# Required work
Reproduce each line exactly, including spacing and punctuation.

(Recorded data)

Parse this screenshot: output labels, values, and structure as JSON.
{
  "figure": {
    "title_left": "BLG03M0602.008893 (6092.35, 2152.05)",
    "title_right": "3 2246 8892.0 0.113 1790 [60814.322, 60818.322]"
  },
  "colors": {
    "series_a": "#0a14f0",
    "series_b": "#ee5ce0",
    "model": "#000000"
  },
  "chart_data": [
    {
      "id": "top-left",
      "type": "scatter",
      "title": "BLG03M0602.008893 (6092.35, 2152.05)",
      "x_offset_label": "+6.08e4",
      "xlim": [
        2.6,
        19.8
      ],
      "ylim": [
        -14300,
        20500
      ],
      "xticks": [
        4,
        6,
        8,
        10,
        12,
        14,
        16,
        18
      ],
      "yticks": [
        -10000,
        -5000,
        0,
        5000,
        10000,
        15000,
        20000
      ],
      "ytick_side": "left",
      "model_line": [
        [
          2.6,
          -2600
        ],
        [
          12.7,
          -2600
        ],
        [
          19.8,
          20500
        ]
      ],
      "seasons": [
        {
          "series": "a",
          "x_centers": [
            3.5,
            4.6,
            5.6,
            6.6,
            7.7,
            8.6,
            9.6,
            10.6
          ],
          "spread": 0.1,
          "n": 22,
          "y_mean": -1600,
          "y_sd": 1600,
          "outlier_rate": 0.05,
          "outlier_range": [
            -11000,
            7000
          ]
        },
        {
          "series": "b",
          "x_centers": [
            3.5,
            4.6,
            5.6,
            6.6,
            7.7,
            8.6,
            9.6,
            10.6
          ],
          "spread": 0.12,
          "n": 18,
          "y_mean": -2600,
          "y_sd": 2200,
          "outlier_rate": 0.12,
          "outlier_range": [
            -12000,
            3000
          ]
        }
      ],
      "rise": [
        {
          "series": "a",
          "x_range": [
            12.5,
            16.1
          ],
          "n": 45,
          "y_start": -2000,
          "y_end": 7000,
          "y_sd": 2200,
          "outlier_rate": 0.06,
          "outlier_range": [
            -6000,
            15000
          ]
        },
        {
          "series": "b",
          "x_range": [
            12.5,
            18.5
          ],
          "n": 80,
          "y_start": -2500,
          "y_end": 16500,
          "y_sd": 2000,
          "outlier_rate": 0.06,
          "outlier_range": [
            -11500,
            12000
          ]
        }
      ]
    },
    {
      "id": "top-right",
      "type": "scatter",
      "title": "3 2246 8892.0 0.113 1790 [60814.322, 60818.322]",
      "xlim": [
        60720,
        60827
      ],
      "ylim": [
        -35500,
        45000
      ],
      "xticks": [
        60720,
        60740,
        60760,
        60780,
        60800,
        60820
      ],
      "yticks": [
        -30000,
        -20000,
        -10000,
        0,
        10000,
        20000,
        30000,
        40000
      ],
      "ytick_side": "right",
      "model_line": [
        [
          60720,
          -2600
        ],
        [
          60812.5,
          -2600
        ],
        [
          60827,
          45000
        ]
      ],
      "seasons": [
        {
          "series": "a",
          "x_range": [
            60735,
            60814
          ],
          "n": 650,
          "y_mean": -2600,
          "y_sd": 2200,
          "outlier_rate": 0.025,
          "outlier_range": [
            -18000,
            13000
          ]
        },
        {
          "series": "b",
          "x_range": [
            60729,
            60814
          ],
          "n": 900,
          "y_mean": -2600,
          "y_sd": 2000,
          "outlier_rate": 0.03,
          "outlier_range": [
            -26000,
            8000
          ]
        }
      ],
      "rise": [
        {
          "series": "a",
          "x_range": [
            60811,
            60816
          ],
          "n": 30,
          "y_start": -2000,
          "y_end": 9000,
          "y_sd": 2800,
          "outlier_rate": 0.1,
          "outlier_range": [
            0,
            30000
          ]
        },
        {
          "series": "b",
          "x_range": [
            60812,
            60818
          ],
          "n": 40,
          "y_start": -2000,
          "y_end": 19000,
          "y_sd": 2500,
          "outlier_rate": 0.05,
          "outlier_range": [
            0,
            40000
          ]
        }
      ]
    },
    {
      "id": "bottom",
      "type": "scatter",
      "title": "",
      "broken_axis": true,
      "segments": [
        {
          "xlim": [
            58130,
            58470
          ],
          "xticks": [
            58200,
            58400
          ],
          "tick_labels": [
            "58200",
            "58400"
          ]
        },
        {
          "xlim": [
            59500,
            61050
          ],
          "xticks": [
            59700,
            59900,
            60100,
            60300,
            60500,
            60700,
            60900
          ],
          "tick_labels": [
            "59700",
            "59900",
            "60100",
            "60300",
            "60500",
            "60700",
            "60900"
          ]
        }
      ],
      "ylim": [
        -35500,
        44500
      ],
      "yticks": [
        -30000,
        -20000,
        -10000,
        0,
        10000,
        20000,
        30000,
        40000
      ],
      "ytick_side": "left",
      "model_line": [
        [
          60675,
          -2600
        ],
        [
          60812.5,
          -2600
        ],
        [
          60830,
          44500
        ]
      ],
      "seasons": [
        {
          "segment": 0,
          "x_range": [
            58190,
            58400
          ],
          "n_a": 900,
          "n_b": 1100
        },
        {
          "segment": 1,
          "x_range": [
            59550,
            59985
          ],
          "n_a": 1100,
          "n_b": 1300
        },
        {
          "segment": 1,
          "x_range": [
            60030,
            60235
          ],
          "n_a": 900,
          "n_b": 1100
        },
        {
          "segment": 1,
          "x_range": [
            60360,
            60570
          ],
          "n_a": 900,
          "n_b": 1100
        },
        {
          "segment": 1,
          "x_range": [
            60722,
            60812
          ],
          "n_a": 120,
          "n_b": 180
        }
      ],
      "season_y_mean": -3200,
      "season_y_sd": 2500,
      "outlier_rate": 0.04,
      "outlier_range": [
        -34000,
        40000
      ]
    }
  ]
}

# Full output
Parse this screenshot: output labels, values, and structure as JSON.
{
  "figure": {
    "title_left": "BLG03M0602.008893 (6092.35, 2152.05)",
    "title_right": "3 2246 8892.0 0.113 1790 [60814.322, 60818.322]"
  },
  "colors": {
    "series_a": "#0a14f0",
    "series_b": "#ee5ce0",
    "model": "#000000"
  },
  "chart_data": [
    {
      "id": "top-left",
      "type": "scatter",
      "title": "BLG03M0602.008893 (6092.35, 2152.05)",
      "x_offset_label": "+6.08e4",
      "xlim": [
        2.6,
        19.8
      ],
      "ylim": [
        -14300,
        20500
      ],
      "xticks": [
        4,
        6,
        8,
        10,
        12,
        14,
        16,
        18
      ],
      "yticks": [
        -10000,
        -5000,
        0,
        5000,
        10000,
        15000,
        20000
      ],
      "ytick_side": "left",
      "model_line": [
        [
          2.6,
          -2600
        ],
        [
          12.7,
          -2600
        ],
        [
          19.8,
          20500
        ]
      ],
      "seasons": [
        {
          "series": "a",
          "x_centers": [
            3.5,
            4.6,
            5.6,
            6.6,
            7.7,
            8.6,
            9.6,
            10.6
          ],
          "spread": 0.1,
          "n": 22,
          "y_mean": -1600,
          "y_sd": 1600,
          "outlier_rate": 0.05,
          "outlier_range": [
            -11000,
            7000
          ]
        },
        {
          "series": "b",
          "x_centers": [
            3.5,
            4.6,
            5.6,
            6.6,
            7.7,
            8.6,
            9.6,
            10.6
          ],
          "spread": 0.12,
          "n": 18,
          "y_mean": -2600,
          "y_sd": 2200,
          "outlier_rate": 0.12,
          "outlier_range": [
            -12000,
            3000
          ]
        }
      ],
      "rise": [
        {
          "series": "a",
          "x_range": [
            12.5,
            16.1
          ],
          "n": 45,
          "y_start": -2000,
          "y_end": 7000,
          "y_sd": 2200,
          "outlier_rate": 0.06,
          "outlier_range": [
            -6000,
            15000
          ]
        },
        {
          "series": "b",
          "x_range": [
            12.5,
            18.5
          ],
          "n": 80,
          "y_start": -2500,
          "y_end": 16500,
          "y_sd": 2000,
          "outlier_rate": 0.06,
          "outlier_range": [
            -11500,
            12000
          ]
        }
      ]
    },
    {
      "id": "top-right",
      "type": "scatter",
      "title": "3 2246 8892.0 0.113 1790 [60814.322, 60818.322]",
      "xlim": [
        60720,
        60827
      ],
      "ylim": [
        -35500,
        45000
      ],
      "xticks": [
        60720,
        60740,
        60760,
        60780,
        60800,
        60820
      ],
      "yticks": [
        -30000,
        -20000,
        -10000,
        0,
        10000,
        20000,
        30000,
        40000
      ],
      "ytick_side": "right",
      "model_line": [
        [
          60720,
          -2600
        ],
        [
          60812.5,
          -2600
        ],
        [
          60827,
          45000
        ]
      ],
      "seasons": [
        {
          "series": "a",
          "x_range": [
            60735,
            60814
          ],
          "n": 650,
          "y_mean": -2600,
          "y_sd": 2200,
          "outlier_rate": 0.025,
          "outlier_range": [
            -18000,
            13000
          ]
        },
        {
          "series": "b",
          "x_range": [
            60729,
            60814
          ],
          "n": 900,
          "y_mean": -2600,
          "y_sd": 2000,
          "outlier_rate": 0.03,
          "outlier_range": [
            -26000,
            8000
          ]
        }
      ],
      "rise": [
        {
          "series": "a",
          "x_range": [
            60811,
            60816
          ],
          "n": 30,
          "y_start": -2000,
          "y_end": 9000,
          "y_sd": 2800,
          "outlier_rate": 0.1,
          "outlier_range": [
            0,
            30000
          ]
        },
        {
          "series": "b",
          "x_range": [
            60812,
            60818
          ],
          "n": 40,
          "y_start": -2000,
          "y_end": 19000,
          "y_sd": 2500,
          "outlier_rate": 0.05,
          "outlier_range": [
            0,
            40000
          ]
        }
      ]
    },
    {
      "id": "bottom",
      "type": "scatter",
      "title": "",
      "broken_axis": true,
      "segments": [
        {
          "xlim": [
            58130,
            58470
          ],
          "xticks": [
            58200,
            58400
          ],
          "tick_labels": [
            "58200",
            "58400"
          ]
        },
        {
          "xlim": [
            59500,
            61050
          ],
          "xticks": [
            59700,
            59900,
            60100,
            60300,
            60500,
            60700,
            60900
          ],
          "tick_labels": [
            "59700",
            "59900",
            "60100",
            "60300",
            "60500",
            "60700",
            "60900"
          ]
        }
      ],
      "ylim": [
        -35500,
        44500
      ],
      "yticks": [
        -30000,
        -20000,
        -10000,
        0,
        10000,
        20000,
        30000,
        40000
      ],
      "ytick_side": "left",
      "model_line": [
        [
          60675,
          -2600
        ],
        [
          60812.5,
          -2600
        ],
        [
          60830,
          44500
        ]
      ],
      "seasons": [
        {
          "segment": 0,
          "x_range": [
            58190,
            58400
          ],
          "n_a": 900,
          "n_b": 1100
        },
        {
          "segment": 1,
          "x_range": [
            59550,
            59985
          ],
          "n_a": 1100,
          "n_b": 1300
        },
        {
          "segment": 1,
          "x_range": [
            60030,
            60235
          ],
          "n_a": 900,
          "n_b": 1100
        },
        {
          "segment": 1,
          "x_range": [
            60360,
            60570
          ],
          "n_a": 900,
          "n_b": 1100
        },
        {
          "segment": 1,
          "x_range": [
            60722,
            60812
          ],
          "n_a": 120,
          "n_b": 180
        }
      ],
      "season_y_mean": -3200,
      "season_y_sd": 2500,
      "outlier_rate": 0.04,
      "outlier_range": [
        -34000,
        40000
      ]
    }
  ]
}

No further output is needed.